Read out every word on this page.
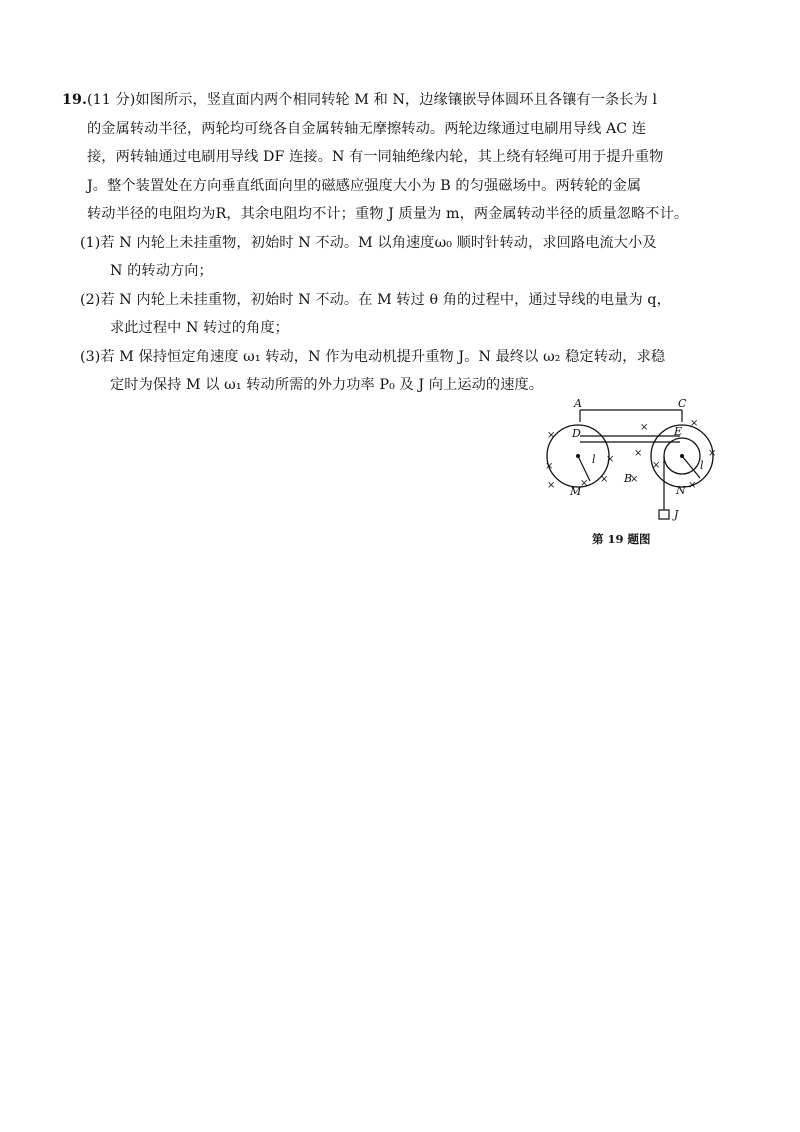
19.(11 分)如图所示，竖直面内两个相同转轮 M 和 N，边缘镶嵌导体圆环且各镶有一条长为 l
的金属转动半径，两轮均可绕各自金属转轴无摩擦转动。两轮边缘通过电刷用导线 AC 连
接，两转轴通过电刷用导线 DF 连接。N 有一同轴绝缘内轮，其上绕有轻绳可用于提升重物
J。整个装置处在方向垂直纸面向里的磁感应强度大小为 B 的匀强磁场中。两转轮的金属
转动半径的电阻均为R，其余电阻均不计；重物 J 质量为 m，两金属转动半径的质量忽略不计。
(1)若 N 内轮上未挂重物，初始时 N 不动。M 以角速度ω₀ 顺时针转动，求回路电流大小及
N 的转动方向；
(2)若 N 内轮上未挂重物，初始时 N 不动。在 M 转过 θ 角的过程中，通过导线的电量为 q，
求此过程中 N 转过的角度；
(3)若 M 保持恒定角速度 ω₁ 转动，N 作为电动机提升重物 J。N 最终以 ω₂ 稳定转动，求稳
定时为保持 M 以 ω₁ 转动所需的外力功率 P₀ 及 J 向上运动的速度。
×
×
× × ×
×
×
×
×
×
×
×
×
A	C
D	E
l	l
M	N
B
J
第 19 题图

* * *

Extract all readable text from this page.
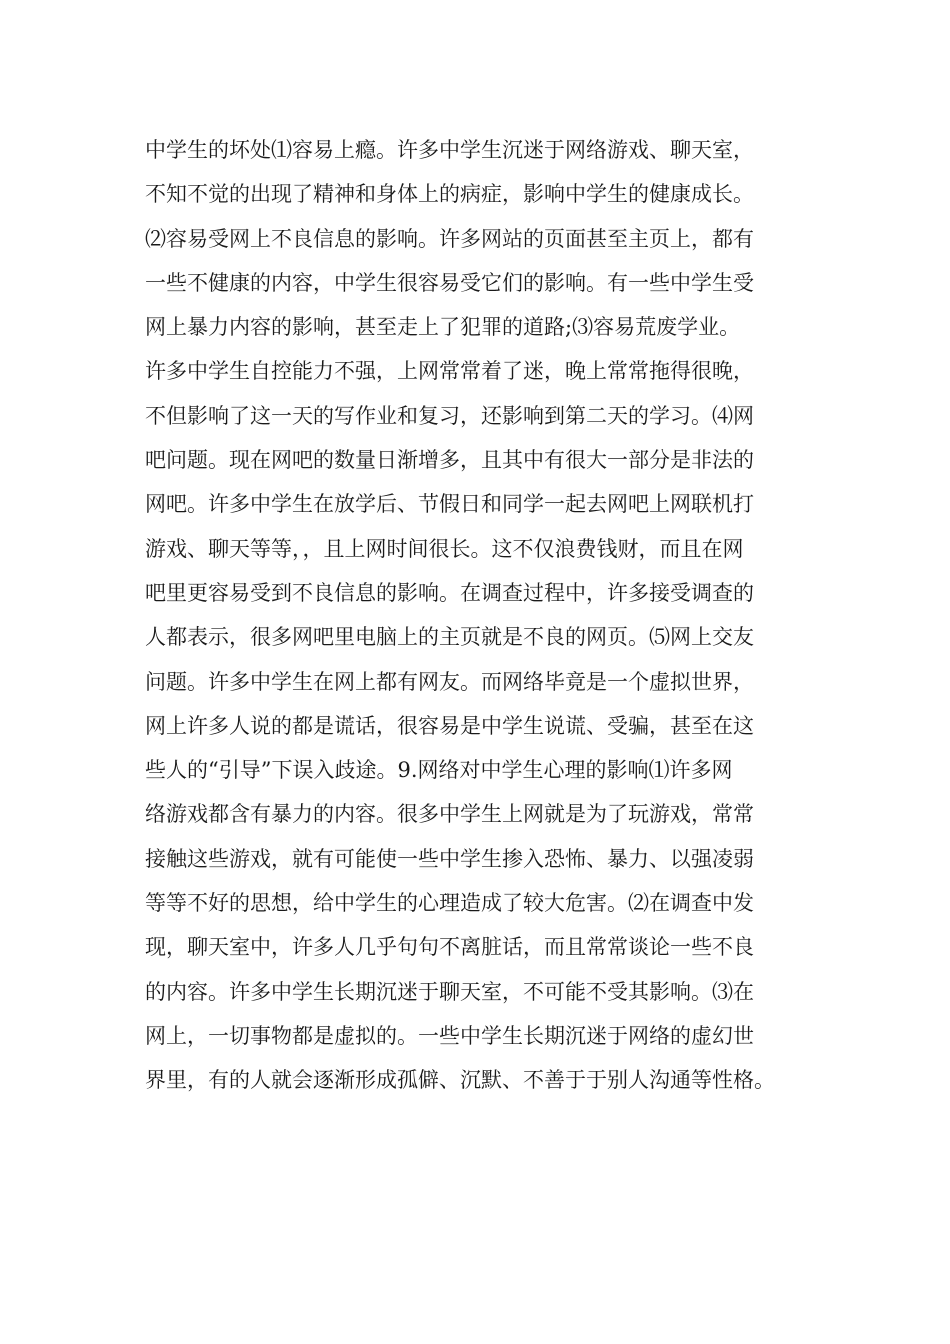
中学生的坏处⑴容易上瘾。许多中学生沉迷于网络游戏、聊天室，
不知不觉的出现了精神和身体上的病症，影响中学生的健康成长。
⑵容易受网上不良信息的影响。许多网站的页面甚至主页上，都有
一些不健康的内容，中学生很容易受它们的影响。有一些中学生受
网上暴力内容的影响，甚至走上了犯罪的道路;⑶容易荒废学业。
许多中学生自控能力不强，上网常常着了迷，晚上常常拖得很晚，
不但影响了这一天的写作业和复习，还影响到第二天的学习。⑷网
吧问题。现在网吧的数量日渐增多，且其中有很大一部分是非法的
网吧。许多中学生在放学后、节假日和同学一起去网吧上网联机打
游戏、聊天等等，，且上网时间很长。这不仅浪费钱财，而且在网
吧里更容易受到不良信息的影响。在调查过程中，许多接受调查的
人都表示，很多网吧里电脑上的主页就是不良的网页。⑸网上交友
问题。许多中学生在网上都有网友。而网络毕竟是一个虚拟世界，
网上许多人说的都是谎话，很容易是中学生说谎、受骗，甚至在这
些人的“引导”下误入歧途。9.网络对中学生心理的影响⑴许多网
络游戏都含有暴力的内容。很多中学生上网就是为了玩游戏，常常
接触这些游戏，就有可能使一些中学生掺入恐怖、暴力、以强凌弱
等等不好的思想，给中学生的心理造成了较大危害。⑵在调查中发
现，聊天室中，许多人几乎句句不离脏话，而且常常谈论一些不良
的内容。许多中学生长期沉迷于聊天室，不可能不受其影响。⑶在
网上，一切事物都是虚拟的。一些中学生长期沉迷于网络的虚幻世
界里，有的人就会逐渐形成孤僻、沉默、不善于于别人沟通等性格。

* * *

Request:
Your answer should be a single number: how many lines in the data above include "内轮上未挂重物"?

Solution to this problem:
2